## Written exercise:
Copy out word for word the lines that start with the one containing "Patent image size: (561, 957)." and end with the one containing "The mass of bubbles 42 is at (232, 392).", including both of those lines.

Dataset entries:
============
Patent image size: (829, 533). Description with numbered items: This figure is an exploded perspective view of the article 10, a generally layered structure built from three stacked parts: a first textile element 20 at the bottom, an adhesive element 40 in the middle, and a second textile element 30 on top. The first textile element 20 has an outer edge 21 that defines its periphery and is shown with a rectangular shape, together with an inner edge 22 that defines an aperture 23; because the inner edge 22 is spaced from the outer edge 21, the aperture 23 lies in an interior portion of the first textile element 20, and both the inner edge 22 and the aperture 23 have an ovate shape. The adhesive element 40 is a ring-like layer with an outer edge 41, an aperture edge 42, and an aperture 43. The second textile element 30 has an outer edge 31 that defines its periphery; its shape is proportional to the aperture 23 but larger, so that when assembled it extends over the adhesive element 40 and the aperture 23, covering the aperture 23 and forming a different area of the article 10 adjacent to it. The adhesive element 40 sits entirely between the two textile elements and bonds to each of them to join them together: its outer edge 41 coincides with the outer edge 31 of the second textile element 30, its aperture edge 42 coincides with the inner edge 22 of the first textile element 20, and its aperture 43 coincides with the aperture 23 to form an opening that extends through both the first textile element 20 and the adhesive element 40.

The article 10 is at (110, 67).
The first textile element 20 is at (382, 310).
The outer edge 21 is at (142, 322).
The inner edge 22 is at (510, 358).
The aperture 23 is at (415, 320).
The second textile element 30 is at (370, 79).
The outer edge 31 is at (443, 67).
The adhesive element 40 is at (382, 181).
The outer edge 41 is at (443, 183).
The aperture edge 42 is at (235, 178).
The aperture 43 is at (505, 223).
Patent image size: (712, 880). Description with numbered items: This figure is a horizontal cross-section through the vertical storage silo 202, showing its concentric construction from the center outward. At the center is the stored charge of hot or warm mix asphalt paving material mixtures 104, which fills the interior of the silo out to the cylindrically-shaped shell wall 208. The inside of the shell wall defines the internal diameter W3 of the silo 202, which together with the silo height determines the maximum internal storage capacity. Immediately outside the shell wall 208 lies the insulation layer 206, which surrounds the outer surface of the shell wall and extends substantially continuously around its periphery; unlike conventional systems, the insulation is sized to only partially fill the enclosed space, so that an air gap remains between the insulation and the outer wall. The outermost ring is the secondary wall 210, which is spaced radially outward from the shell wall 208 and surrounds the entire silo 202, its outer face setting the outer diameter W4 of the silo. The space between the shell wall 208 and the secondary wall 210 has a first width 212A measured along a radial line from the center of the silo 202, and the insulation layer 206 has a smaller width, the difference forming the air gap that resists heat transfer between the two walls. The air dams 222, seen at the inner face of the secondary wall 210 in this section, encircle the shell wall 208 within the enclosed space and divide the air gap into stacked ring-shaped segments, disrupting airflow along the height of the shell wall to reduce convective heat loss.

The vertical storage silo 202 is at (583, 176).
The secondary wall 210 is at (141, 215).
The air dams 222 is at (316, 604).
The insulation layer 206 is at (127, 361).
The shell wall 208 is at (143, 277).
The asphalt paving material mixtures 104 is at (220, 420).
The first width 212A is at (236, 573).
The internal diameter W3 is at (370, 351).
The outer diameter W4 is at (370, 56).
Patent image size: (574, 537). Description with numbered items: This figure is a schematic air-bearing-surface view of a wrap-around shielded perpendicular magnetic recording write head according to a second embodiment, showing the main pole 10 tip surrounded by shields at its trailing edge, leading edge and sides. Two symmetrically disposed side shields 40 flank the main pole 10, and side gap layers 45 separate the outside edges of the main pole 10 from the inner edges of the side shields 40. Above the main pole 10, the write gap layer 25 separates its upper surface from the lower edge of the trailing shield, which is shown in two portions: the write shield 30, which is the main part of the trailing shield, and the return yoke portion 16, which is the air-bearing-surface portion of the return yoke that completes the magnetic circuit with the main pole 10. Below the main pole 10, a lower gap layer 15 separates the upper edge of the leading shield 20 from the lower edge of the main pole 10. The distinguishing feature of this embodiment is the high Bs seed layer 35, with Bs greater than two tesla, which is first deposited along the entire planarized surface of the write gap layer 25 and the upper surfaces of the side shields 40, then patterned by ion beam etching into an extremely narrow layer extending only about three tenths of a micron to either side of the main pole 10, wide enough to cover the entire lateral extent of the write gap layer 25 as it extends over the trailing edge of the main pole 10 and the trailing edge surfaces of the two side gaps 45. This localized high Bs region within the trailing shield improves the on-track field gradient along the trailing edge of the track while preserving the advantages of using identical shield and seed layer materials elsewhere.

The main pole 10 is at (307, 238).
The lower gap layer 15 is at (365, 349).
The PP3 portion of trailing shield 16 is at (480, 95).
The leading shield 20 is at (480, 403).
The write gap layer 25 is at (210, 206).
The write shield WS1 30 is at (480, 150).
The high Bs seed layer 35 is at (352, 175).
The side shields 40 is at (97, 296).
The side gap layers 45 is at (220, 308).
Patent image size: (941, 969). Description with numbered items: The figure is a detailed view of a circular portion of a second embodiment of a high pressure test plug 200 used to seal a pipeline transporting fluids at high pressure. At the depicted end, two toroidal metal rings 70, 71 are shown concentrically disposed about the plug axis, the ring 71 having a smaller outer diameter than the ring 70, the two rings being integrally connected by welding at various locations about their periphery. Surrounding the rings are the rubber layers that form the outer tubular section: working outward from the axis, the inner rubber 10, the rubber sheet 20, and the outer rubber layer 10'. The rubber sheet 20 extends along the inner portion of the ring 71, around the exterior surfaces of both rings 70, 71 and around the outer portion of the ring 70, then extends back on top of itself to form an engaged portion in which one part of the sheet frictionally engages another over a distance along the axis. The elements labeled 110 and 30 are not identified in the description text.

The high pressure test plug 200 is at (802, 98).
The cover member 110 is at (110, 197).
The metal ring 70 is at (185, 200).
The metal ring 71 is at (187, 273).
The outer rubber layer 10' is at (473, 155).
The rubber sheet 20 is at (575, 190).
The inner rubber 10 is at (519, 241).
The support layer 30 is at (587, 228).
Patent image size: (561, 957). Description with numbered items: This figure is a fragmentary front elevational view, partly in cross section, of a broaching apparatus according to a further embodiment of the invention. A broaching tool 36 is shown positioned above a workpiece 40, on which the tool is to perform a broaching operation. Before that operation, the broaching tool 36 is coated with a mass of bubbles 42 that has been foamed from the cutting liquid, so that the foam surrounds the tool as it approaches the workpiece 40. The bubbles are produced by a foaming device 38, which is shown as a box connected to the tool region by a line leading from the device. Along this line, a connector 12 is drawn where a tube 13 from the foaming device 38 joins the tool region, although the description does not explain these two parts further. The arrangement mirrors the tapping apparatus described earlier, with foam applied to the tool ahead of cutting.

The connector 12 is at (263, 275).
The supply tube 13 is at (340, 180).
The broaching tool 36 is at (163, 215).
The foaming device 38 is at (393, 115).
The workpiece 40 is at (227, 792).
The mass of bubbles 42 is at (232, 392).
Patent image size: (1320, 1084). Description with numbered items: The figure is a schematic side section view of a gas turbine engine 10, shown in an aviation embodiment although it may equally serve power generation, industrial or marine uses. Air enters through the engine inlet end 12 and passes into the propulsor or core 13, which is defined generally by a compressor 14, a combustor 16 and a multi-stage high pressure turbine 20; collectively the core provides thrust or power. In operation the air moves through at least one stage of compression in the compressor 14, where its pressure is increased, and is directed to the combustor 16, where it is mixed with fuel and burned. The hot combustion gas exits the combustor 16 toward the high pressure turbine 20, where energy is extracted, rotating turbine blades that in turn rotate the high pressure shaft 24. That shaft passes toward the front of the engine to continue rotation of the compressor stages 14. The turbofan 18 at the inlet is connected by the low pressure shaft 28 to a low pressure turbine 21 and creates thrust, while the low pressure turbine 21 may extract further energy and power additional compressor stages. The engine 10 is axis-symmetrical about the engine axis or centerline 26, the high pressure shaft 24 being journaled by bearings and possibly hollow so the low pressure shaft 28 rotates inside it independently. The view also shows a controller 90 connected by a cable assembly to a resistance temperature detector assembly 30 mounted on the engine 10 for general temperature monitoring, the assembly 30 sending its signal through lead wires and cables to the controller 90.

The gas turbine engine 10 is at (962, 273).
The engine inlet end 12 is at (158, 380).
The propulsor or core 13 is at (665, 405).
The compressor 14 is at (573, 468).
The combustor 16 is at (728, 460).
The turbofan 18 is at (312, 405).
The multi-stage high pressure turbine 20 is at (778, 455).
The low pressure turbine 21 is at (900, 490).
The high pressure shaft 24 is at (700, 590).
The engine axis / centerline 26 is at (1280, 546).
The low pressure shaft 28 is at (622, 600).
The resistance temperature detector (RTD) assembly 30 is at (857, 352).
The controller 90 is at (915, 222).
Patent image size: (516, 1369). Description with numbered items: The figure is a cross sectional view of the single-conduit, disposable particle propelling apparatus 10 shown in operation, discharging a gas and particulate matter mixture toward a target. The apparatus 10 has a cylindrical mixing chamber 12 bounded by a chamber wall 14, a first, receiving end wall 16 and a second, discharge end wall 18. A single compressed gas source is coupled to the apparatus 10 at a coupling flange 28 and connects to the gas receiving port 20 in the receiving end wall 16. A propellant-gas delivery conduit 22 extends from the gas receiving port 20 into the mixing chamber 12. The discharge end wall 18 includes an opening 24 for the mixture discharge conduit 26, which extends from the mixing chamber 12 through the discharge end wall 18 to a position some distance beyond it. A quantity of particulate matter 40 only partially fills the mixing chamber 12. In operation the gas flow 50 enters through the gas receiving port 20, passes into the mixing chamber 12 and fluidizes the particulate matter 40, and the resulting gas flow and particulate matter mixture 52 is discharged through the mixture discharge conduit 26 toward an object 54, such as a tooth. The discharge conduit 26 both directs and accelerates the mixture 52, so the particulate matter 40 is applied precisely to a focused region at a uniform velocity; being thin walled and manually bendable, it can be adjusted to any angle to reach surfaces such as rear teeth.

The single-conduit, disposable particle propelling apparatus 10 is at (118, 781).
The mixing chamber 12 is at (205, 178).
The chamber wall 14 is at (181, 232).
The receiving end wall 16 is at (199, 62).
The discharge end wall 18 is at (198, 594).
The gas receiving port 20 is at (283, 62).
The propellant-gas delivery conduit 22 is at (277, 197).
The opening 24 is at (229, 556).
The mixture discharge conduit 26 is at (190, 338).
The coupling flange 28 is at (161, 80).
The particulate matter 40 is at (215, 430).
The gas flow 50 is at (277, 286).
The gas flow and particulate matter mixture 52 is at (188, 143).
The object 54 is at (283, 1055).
============
## Solution for this problem:
Patent image size: (561, 957). Description with numbered items: This figure is a fragmentary front elevational view, partly in cross section, of a broaching apparatus according to a further embodiment of the invention. A broaching tool 36 is shown positioned above a workpiece 40, on which the tool is to perform a broaching operation. Before that operation, the broaching tool 36 is coated with a mass of bubbles 42 that has been foamed from the cutting liquid, so that the foam surrounds the tool as it approaches the workpiece 40. The bubbles are produced by a foaming device 38, which is shown as a box connected to the tool region by a line leading from the device. Along this line, a connector 12 is drawn where a tube 13 from the foaming device 38 joins the tool region, although the description does not explain these two parts further. The arrangement mirrors the tapping apparatus described earlier, with foam applied to the tool ahead of cutting.

The connector 12 is at (263, 275).
The supply tube 13 is at (340, 180).
The broaching tool 36 is at (163, 215).
The foaming device 38 is at (393, 115).
The workpiece 40 is at (227, 792).
The mass of bubbles 42 is at (232, 392).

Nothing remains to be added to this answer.